THE REQUEST
Repeat all entries exactly.

INPUT DATA
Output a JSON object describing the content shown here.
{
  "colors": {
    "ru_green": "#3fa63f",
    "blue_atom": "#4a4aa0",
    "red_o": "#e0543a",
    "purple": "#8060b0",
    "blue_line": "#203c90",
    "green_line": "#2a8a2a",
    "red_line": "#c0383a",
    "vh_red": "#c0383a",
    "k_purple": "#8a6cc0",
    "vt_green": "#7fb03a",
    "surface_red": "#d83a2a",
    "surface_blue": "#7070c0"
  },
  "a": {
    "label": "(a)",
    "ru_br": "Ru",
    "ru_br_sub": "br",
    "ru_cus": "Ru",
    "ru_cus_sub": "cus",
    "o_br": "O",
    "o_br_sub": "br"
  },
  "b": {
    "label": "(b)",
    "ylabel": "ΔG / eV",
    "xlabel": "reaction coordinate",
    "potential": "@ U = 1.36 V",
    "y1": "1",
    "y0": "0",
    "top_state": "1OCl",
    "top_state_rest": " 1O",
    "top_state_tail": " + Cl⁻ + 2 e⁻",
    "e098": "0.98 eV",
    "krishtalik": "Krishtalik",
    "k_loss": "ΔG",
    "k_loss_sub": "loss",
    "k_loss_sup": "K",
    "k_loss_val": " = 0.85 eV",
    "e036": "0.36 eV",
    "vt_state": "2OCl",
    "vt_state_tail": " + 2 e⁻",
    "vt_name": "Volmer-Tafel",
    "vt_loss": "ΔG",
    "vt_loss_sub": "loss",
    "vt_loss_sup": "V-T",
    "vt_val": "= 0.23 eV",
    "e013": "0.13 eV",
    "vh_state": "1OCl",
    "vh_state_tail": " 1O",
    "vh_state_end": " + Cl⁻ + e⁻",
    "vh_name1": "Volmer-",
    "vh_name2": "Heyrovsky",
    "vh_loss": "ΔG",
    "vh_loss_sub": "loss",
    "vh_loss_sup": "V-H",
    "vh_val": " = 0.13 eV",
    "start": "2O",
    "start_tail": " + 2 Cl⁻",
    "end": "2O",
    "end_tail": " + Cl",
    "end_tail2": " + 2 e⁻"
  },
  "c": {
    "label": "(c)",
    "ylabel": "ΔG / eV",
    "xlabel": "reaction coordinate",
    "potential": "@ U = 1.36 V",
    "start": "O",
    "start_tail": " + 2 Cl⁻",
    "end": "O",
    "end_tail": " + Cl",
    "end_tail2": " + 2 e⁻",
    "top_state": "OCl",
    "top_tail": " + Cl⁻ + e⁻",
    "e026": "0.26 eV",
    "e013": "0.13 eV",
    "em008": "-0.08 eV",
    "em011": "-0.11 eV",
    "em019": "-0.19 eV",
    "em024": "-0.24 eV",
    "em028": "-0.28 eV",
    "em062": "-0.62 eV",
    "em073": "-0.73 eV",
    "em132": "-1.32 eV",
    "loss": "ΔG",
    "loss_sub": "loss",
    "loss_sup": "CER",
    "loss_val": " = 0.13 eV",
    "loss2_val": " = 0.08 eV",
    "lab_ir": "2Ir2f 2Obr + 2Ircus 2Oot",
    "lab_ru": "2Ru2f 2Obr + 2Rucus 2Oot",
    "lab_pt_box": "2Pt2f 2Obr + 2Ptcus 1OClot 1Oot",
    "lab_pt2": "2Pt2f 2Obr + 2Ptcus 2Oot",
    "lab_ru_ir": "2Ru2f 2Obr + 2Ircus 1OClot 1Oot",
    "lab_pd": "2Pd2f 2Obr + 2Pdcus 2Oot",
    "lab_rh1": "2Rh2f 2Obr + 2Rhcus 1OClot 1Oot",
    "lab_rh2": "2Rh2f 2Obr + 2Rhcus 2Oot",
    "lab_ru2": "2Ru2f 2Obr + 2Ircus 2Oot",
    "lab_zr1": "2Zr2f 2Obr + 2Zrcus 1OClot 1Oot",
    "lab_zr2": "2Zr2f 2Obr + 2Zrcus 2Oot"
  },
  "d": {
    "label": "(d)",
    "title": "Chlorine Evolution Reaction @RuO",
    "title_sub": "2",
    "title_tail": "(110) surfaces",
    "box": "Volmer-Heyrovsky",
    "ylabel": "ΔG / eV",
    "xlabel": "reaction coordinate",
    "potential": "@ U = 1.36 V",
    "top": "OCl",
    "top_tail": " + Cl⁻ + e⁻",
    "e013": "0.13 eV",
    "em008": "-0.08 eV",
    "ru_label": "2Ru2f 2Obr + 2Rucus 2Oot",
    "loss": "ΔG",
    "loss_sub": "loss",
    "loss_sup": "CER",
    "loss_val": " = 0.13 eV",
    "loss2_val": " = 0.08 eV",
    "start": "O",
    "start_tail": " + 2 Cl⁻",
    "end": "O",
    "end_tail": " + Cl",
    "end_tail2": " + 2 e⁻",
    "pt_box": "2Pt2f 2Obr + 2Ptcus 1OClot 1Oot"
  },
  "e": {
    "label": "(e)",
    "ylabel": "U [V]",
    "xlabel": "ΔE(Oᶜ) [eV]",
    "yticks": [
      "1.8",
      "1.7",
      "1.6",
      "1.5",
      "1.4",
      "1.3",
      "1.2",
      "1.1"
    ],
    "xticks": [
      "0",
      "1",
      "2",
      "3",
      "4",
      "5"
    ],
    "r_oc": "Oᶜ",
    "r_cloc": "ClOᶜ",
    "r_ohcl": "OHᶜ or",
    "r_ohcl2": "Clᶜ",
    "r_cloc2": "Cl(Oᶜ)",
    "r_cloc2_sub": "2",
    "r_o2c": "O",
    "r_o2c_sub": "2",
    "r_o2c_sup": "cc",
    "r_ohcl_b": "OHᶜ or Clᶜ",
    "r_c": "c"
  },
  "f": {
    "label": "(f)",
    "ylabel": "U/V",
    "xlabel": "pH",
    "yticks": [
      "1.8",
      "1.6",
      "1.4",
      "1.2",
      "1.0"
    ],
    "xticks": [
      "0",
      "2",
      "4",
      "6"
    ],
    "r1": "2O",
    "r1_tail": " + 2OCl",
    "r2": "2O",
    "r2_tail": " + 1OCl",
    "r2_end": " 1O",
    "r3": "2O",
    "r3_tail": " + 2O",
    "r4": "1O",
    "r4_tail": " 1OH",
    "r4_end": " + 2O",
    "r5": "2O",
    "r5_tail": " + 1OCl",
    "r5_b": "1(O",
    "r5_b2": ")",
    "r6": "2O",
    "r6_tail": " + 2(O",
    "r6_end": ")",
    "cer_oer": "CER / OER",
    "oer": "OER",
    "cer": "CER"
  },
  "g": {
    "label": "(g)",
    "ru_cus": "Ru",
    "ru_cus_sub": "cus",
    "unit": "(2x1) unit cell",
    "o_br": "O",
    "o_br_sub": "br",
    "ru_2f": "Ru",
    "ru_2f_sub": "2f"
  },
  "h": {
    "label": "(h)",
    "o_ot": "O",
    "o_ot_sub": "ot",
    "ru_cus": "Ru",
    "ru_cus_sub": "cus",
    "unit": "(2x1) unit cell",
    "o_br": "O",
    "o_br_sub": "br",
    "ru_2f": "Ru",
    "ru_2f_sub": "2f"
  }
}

EXERCISE RESPONSE
Output a JSON object describing the content shown here.
{
  "colors": {
    "ru_green": "#3fa63f",
    "blue_atom": "#4a4aa0",
    "red_o": "#e0543a",
    "purple": "#8060b0",
    "blue_line": "#203c90",
    "green_line": "#2a8a2a",
    "red_line": "#c0383a",
    "vh_red": "#c0383a",
    "k_purple": "#8a6cc0",
    "vt_green": "#7fb03a",
    "surface_red": "#d83a2a",
    "surface_blue": "#7070c0"
  },
  "a": {
    "label": "(a)",
    "ru_br": "Ru",
    "ru_br_sub": "br",
    "ru_cus": "Ru",
    "ru_cus_sub": "cus",
    "o_br": "O",
    "o_br_sub": "br"
  },
  "b": {
    "label": "(b)",
    "ylabel": "ΔG / eV",
    "xlabel": "reaction coordinate",
    "potential": "@ U = 1.36 V",
    "y1": "1",
    "y0": "0",
    "top_state": "1OCl",
    "top_state_rest": " 1O",
    "top_state_tail": " + Cl⁻ + 2 e⁻",
    "e098": "0.98 eV",
    "krishtalik": "Krishtalik",
    "k_loss": "ΔG",
    "k_loss_sub": "loss",
    "k_loss_sup": "K",
    "k_loss_val": " = 0.85 eV",
    "e036": "0.36 eV",
    "vt_state": "2OCl",
    "vt_state_tail": " + 2 e⁻",
    "vt_name": "Volmer-Tafel",
    "vt_loss": "ΔG",
    "vt_loss_sub": "loss",
    "vt_loss_sup": "V-T",
    "vt_val": "= 0.23 eV",
    "e013": "0.13 eV",
    "vh_state": "1OCl",
    "vh_state_tail": " 1O",
    "vh_state_end": " + Cl⁻ + e⁻",
    "vh_name1": "Volmer-",
    "vh_name2": "Heyrovsky",
    "vh_loss": "ΔG",
    "vh_loss_sub": "loss",
    "vh_loss_sup": "V-H",
    "vh_val": " = 0.13 eV",
    "start": "2O",
    "start_tail": " + 2 Cl⁻",
    "end": "2O",
    "end_tail": " + Cl",
    "end_tail2": " + 2 e⁻"
  },
  "c": {
    "label": "(c)",
    "ylabel": "ΔG / eV",
    "xlabel": "reaction coordinate",
    "potential": "@ U = 1.36 V",
    "start": "O",
    "start_tail": " + 2 Cl⁻",
    "end": "O",
    "end_tail": " + Cl",
    "end_tail2": " + 2 e⁻",
    "top_state": "OCl",
    "top_tail": " + Cl⁻ + e⁻",
    "e026": "0.26 eV",
    "e013": "0.13 eV",
    "em008": "-0.08 eV",
    "em011": "-0.11 eV",
    "em019": "-0.19 eV",
    "em024": "-0.24 eV",
    "em028": "-0.28 eV",
    "em062": "-0.62 eV",
    "em073": "-0.73 eV",
    "em132": "-1.32 eV",
    "loss": "ΔG",
    "loss_sub": "loss",
    "loss_sup": "CER",
    "loss_val": " = 0.13 eV",
    "loss2_val": " = 0.08 eV",
    "lab_ir": "2Ir2f 2Obr + 2Ircus 2Oot",
    "lab_ru": "2Ru2f 2Obr + 2Rucus 2Oot",
    "lab_pt_box": "2Pt2f 2Obr + 2Ptcus 1OClot 1Oot",
    "lab_pt2": "2Pt2f 2Obr + 2Ptcus 2Oot",
    "lab_ru_ir": "2Ru2f 2Obr + 2Ircus 1OClot 1Oot",
    "lab_pd": "2Pd2f 2Obr + 2Pdcus 2Oot",
    "lab_rh1": "2Rh2f 2Obr + 2Rhcus 1OClot 1Oot",
    "lab_rh2": "2Rh2f 2Obr + 2Rhcus 2Oot",
    "lab_ru2": "2Ru2f 2Obr + 2Ircus 2Oot",
    "lab_zr1": "2Zr2f 2Obr + 2Zrcus 1OClot 1Oot",
    "lab_zr2": "2Zr2f 2Obr + 2Zrcus 2Oot"
  },
  "d": {
    "label": "(d)",
    "title": "Chlorine Evolution Reaction @RuO",
    "title_sub": "2",
    "title_tail": "(110) surfaces",
    "box": "Volmer-Heyrovsky",
    "ylabel": "ΔG / eV",
    "xlabel": "reaction coordinate",
    "potential": "@ U = 1.36 V",
    "top": "OCl",
    "top_tail": " + Cl⁻ + e⁻",
    "e013": "0.13 eV",
    "em008": "-0.08 eV",
    "ru_label": "2Ru2f 2Obr + 2Rucus 2Oot",
    "loss": "ΔG",
    "loss_sub": "loss",
    "loss_sup": "CER",
    "loss_val": " = 0.13 eV",
    "loss2_val": " = 0.08 eV",
    "start": "O",
    "start_tail": " + 2 Cl⁻",
    "end": "O",
    "end_tail": " + Cl",
    "end_tail2": " + 2 e⁻",
    "pt_box": "2Pt2f 2Obr + 2Ptcus 1OClot 1Oot"
  },
  "e": {
    "label": "(e)",
    "ylabel": "U [V]",
    "xlabel": "ΔE(Oᶜ) [eV]",
    "yticks": [
      "1.8",
      "1.7",
      "1.6",
      "1.5",
      "1.4",
      "1.3",
      "1.2",
      "1.1"
    ],
    "xticks": [
      "0",
      "1",
      "2",
      "3",
      "4",
      "5"
    ],
    "r_oc": "Oᶜ",
    "r_cloc": "ClOᶜ",
    "r_ohcl": "OHᶜ or",
    "r_ohcl2": "Clᶜ",
    "r_cloc2": "Cl(Oᶜ)",
    "r_cloc2_sub": "2",
    "r_o2c": "O",
    "r_o2c_sub": "2",
    "r_o2c_sup": "cc",
    "r_ohcl_b": "OHᶜ or Clᶜ",
    "r_c": "c"
  },
  "f": {
    "label": "(f)",
    "ylabel": "U/V",
    "xlabel": "pH",
    "yticks": [
      "1.8",
      "1.6",
      "1.4",
      "1.2",
      "1.0"
    ],
    "xticks": [
      "0",
      "2",
      "4",
      "6"
    ],
    "r1": "2O",
    "r1_tail": " + 2OCl",
    "r2": "2O",
    "r2_tail": " + 1OCl",
    "r2_end": " 1O",
    "r3": "2O",
    "r3_tail": " + 2O",
    "r4": "1O",
    "r4_tail": " 1OH",
    "r4_end": " + 2O",
    "r5": "2O",
    "r5_tail": " + 1OCl",
    "r5_b": "1(O",
    "r5_b2": ")",
    "r6": "2O",
    "r6_tail": " + 2(O",
    "r6_end": ")",
    "cer_oer": "CER / OER",
    "oer": "OER",
    "cer": "CER"
  },
  "g": {
    "label": "(g)",
    "ru_cus": "Ru",
    "ru_cus_sub": "cus",
    "unit": "(2x1) unit cell",
    "o_br": "O",
    "o_br_sub": "br",
    "ru_2f": "Ru",
    "ru_2f_sub": "2f"
  },
  "h": {
    "label": "(h)",
    "o_ot": "O",
    "o_ot_sub": "ot",
    "ru_cus": "Ru",
    "ru_cus_sub": "cus",
    "unit": "(2x1) unit cell",
    "o_br": "O",
    "o_br_sub": "br",
    "ru_2f": "Ru",
    "ru_2f_sub": "2f"
  }
}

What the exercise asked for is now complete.